Page transcription dataset items:

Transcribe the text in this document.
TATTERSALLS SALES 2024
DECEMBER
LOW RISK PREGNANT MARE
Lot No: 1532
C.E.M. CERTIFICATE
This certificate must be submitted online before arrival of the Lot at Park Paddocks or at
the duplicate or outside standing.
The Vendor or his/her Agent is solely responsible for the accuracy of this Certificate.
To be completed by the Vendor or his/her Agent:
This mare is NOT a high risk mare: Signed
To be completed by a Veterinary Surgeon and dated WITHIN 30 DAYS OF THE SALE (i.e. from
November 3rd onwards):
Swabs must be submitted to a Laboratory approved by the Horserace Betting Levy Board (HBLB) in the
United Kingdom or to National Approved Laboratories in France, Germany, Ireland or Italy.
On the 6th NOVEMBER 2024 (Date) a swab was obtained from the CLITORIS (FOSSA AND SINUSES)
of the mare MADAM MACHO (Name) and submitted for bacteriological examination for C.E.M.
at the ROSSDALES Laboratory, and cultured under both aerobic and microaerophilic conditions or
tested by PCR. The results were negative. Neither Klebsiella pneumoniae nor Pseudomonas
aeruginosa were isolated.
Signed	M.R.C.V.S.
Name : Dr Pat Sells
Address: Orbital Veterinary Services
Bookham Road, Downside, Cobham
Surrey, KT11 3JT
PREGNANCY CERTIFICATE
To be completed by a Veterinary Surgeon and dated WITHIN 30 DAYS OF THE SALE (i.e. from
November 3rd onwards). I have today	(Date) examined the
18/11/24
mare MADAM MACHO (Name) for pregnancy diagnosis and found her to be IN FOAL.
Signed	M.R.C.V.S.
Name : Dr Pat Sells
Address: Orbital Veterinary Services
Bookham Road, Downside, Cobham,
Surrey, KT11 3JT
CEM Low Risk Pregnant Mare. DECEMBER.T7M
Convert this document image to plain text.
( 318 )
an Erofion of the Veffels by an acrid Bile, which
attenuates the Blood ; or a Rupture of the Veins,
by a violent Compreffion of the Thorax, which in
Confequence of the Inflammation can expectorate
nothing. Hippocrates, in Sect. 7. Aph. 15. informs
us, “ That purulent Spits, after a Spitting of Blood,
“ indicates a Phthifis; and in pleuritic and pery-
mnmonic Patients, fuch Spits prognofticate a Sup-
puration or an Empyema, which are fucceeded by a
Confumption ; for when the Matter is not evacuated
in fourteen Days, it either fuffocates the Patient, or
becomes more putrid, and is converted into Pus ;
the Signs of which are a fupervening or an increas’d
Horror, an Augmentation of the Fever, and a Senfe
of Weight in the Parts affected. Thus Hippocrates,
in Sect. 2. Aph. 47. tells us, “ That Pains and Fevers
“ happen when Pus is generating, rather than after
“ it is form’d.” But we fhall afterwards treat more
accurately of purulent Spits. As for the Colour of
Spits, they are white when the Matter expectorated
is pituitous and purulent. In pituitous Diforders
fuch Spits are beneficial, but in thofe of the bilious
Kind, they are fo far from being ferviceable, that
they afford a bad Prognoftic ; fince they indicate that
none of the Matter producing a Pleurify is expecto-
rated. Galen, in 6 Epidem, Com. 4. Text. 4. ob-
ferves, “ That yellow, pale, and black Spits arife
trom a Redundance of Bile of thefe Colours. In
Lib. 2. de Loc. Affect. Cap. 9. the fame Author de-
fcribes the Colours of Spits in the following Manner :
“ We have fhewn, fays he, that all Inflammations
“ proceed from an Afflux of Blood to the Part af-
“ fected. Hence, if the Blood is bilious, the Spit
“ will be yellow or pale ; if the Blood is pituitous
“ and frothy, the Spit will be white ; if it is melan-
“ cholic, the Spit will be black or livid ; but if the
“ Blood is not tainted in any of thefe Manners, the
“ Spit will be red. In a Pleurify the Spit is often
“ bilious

= Exercise prompt =
For each line in the records that holds "DECEMBER", show that line as it stands.

= Task response =
DECEMBER
CEM Low Risk Pregnant Mare. DECEMBER.T7M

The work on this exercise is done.